--- Start ---

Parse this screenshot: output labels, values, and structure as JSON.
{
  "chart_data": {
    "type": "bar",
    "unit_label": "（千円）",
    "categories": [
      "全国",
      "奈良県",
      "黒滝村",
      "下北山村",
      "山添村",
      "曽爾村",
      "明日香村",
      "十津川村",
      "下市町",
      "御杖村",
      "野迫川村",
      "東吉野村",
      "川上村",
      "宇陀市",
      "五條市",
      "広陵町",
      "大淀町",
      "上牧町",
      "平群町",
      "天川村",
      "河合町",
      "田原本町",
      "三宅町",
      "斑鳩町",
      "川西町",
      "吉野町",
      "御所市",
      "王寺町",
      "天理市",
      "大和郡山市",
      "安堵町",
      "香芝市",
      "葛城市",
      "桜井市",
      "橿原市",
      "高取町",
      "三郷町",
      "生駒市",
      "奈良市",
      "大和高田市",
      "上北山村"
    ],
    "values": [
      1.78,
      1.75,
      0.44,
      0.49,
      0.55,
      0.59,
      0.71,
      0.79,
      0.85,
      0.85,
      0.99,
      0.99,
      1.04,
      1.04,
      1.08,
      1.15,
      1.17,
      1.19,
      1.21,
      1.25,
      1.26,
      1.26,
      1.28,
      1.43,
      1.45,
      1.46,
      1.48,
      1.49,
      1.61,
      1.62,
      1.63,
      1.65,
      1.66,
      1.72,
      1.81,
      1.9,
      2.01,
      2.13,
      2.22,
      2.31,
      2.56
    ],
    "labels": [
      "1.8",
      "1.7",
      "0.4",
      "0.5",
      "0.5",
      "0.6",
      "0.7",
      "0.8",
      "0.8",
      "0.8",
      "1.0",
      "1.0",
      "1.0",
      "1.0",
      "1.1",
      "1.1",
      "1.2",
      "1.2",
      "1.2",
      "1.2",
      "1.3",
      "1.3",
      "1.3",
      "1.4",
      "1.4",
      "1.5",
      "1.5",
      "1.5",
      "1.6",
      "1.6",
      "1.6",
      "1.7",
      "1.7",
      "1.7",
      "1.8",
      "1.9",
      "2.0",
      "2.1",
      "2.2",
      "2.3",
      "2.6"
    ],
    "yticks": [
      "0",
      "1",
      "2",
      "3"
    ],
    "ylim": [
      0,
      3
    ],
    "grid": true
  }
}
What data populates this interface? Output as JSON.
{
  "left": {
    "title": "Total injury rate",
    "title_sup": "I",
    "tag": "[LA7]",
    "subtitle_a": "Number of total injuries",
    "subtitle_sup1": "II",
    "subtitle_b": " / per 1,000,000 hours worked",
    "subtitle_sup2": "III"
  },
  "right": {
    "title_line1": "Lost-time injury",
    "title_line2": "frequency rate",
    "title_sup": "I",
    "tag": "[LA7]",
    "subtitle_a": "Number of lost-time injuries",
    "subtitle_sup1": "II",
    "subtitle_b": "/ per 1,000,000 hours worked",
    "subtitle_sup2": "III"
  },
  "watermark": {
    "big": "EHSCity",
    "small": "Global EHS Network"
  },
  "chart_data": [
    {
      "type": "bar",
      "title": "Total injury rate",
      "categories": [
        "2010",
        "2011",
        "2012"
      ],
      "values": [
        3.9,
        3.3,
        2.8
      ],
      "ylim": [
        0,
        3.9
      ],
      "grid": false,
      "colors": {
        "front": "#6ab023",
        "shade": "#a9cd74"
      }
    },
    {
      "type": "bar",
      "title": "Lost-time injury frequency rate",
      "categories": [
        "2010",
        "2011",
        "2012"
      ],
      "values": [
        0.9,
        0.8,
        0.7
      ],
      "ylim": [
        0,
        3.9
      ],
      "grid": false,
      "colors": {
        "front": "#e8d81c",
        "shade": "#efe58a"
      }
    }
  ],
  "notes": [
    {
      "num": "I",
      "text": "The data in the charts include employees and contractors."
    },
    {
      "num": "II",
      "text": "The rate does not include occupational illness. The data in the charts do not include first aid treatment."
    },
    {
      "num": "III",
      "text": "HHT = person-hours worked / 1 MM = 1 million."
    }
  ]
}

--- End ---

GIVEN REQUEST:
The records above must be repeated exactly, every one of them.

EXERCISE RESPONSE:
Parse this screenshot: output labels, values, and structure as JSON.
{
  "chart_data": {
    "type": "bar",
    "unit_label": "（千円）",
    "categories": [
      "全国",
      "奈良県",
      "黒滝村",
      "下北山村",
      "山添村",
      "曽爾村",
      "明日香村",
      "十津川村",
      "下市町",
      "御杖村",
      "野迫川村",
      "東吉野村",
      "川上村",
      "宇陀市",
      "五條市",
      "広陵町",
      "大淀町",
      "上牧町",
      "平群町",
      "天川村",
      "河合町",
      "田原本町",
      "三宅町",
      "斑鳩町",
      "川西町",
      "吉野町",
      "御所市",
      "王寺町",
      "天理市",
      "大和郡山市",
      "安堵町",
      "香芝市",
      "葛城市",
      "桜井市",
      "橿原市",
      "高取町",
      "三郷町",
      "生駒市",
      "奈良市",
      "大和高田市",
      "上北山村"
    ],
    "values": [
      1.78,
      1.75,
      0.44,
      0.49,
      0.55,
      0.59,
      0.71,
      0.79,
      0.85,
      0.85,
      0.99,
      0.99,
      1.04,
      1.04,
      1.08,
      1.15,
      1.17,
      1.19,
      1.21,
      1.25,
      1.26,
      1.26,
      1.28,
      1.43,
      1.45,
      1.46,
      1.48,
      1.49,
      1.61,
      1.62,
      1.63,
      1.65,
      1.66,
      1.72,
      1.81,
      1.9,
      2.01,
      2.13,
      2.22,
      2.31,
      2.56
    ],
    "labels": [
      "1.8",
      "1.7",
      "0.4",
      "0.5",
      "0.5",
      "0.6",
      "0.7",
      "0.8",
      "0.8",
      "0.8",
      "1.0",
      "1.0",
      "1.0",
      "1.0",
      "1.1",
      "1.1",
      "1.2",
      "1.2",
      "1.2",
      "1.2",
      "1.3",
      "1.3",
      "1.3",
      "1.4",
      "1.4",
      "1.5",
      "1.5",
      "1.5",
      "1.6",
      "1.6",
      "1.6",
      "1.7",
      "1.7",
      "1.7",
      "1.8",
      "1.9",
      "2.0",
      "2.1",
      "2.2",
      "2.3",
      "2.6"
    ],
    "yticks": [
      "0",
      "1",
      "2",
      "3"
    ],
    "ylim": [
      0,
      3
    ],
    "grid": true
  }
}
What data populates this interface? Output as JSON.
{
  "left": {
    "title": "Total injury rate",
    "title_sup": "I",
    "tag": "[LA7]",
    "subtitle_a": "Number of total injuries",
    "subtitle_sup1": "II",
    "subtitle_b": " / per 1,000,000 hours worked",
    "subtitle_sup2": "III"
  },
  "right": {
    "title_line1": "Lost-time injury",
    "title_line2": "frequency rate",
    "title_sup": "I",
    "tag": "[LA7]",
    "subtitle_a": "Number of lost-time injuries",
    "subtitle_sup1": "II",
    "subtitle_b": "/ per 1,000,000 hours worked",
    "subtitle_sup2": "III"
  },
  "watermark": {
    "big": "EHSCity",
    "small": "Global EHS Network"
  },
  "chart_data": [
    {
      "type": "bar",
      "title": "Total injury rate",
      "categories": [
        "2010",
        "2011",
        "2012"
      ],
      "values": [
        3.9,
        3.3,
        2.8
      ],
      "ylim": [
        0,
        3.9
      ],
      "grid": false,
      "colors": {
        "front": "#6ab023",
        "shade": "#a9cd74"
      }
    },
    {
      "type": "bar",
      "title": "Lost-time injury frequency rate",
      "categories": [
        "2010",
        "2011",
        "2012"
      ],
      "values": [
        0.9,
        0.8,
        0.7
      ],
      "ylim": [
        0,
        3.9
      ],
      "grid": false,
      "colors": {
        "front": "#e8d81c",
        "shade": "#efe58a"
      }
    }
  ],
  "notes": [
    {
      "num": "I",
      "text": "The data in the charts include employees and contractors."
    },
    {
      "num": "II",
      "text": "The rate does not include occupational illness. The data in the charts do not include first aid treatment."
    },
    {
      "num": "III",
      "text": "HHT = person-hours worked / 1 MM = 1 million."
    }
  ]
}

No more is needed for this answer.